▶ **Collection entries**
________

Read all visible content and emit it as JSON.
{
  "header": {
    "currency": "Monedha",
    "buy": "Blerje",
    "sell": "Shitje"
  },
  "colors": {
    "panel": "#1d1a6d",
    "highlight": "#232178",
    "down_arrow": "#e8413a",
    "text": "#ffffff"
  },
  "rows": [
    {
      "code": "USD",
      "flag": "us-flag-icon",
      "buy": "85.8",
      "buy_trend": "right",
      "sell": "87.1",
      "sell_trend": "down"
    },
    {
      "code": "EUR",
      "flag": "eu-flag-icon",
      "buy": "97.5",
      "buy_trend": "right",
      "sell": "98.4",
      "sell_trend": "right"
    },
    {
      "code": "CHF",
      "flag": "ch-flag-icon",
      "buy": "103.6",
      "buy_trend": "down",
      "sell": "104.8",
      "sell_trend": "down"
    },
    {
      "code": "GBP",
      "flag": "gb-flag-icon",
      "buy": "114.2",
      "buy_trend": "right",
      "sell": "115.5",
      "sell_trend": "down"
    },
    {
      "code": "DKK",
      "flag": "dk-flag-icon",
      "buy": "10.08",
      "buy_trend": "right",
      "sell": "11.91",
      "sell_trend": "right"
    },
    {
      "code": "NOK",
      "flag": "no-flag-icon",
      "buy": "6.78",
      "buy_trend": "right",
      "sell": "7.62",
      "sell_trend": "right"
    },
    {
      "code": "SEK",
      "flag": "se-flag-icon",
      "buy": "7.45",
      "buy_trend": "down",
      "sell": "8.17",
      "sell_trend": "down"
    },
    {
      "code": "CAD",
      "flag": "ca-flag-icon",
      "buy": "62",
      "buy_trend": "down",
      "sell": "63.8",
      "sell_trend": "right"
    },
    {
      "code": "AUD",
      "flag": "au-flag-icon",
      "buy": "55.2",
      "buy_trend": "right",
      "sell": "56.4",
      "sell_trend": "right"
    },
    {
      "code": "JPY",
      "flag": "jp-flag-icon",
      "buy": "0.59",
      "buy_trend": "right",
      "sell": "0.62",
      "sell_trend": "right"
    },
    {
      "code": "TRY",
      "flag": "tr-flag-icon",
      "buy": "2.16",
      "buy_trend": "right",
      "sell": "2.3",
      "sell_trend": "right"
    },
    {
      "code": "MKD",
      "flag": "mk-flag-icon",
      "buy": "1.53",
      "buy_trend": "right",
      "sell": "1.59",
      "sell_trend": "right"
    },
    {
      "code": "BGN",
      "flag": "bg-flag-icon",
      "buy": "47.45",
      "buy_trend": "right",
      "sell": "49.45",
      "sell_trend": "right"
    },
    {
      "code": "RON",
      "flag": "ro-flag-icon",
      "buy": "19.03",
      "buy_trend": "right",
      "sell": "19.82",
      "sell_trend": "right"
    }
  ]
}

________

▶ **AIM OF THE TASK**
Copy out the whole listing exactly as written.

▶ **RESULT BELOW**
Read all visible content and emit it as JSON.
{
  "header": {
    "currency": "Monedha",
    "buy": "Blerje",
    "sell": "Shitje"
  },
  "colors": {
    "panel": "#1d1a6d",
    "highlight": "#232178",
    "down_arrow": "#e8413a",
    "text": "#ffffff"
  },
  "rows": [
    {
      "code": "USD",
      "flag": "us-flag-icon",
      "buy": "85.8",
      "buy_trend": "right",
      "sell": "87.1",
      "sell_trend": "down"
    },
    {
      "code": "EUR",
      "flag": "eu-flag-icon",
      "buy": "97.5",
      "buy_trend": "right",
      "sell": "98.4",
      "sell_trend": "right"
    },
    {
      "code": "CHF",
      "flag": "ch-flag-icon",
      "buy": "103.6",
      "buy_trend": "down",
      "sell": "104.8",
      "sell_trend": "down"
    },
    {
      "code": "GBP",
      "flag": "gb-flag-icon",
      "buy": "114.2",
      "buy_trend": "right",
      "sell": "115.5",
      "sell_trend": "down"
    },
    {
      "code": "DKK",
      "flag": "dk-flag-icon",
      "buy": "10.08",
      "buy_trend": "right",
      "sell": "11.91",
      "sell_trend": "right"
    },
    {
      "code": "NOK",
      "flag": "no-flag-icon",
      "buy": "6.78",
      "buy_trend": "right",
      "sell": "7.62",
      "sell_trend": "right"
    },
    {
      "code": "SEK",
      "flag": "se-flag-icon",
      "buy": "7.45",
      "buy_trend": "down",
      "sell": "8.17",
      "sell_trend": "down"
    },
    {
      "code": "CAD",
      "flag": "ca-flag-icon",
      "buy": "62",
      "buy_trend": "down",
      "sell": "63.8",
      "sell_trend": "right"
    },
    {
      "code": "AUD",
      "flag": "au-flag-icon",
      "buy": "55.2",
      "buy_trend": "right",
      "sell": "56.4",
      "sell_trend": "right"
    },
    {
      "code": "JPY",
      "flag": "jp-flag-icon",
      "buy": "0.59",
      "buy_trend": "right",
      "sell": "0.62",
      "sell_trend": "right"
    },
    {
      "code": "TRY",
      "flag": "tr-flag-icon",
      "buy": "2.16",
      "buy_trend": "right",
      "sell": "2.3",
      "sell_trend": "right"
    },
    {
      "code": "MKD",
      "flag": "mk-flag-icon",
      "buy": "1.53",
      "buy_trend": "right",
      "sell": "1.59",
      "sell_trend": "right"
    },
    {
      "code": "BGN",
      "flag": "bg-flag-icon",
      "buy": "47.45",
      "buy_trend": "right",
      "sell": "49.45",
      "sell_trend": "right"
    },
    {
      "code": "RON",
      "flag": "ro-flag-icon",
      "buy": "19.03",
      "buy_trend": "right",
      "sell": "19.82",
      "sell_trend": "right"
    }
  ]
}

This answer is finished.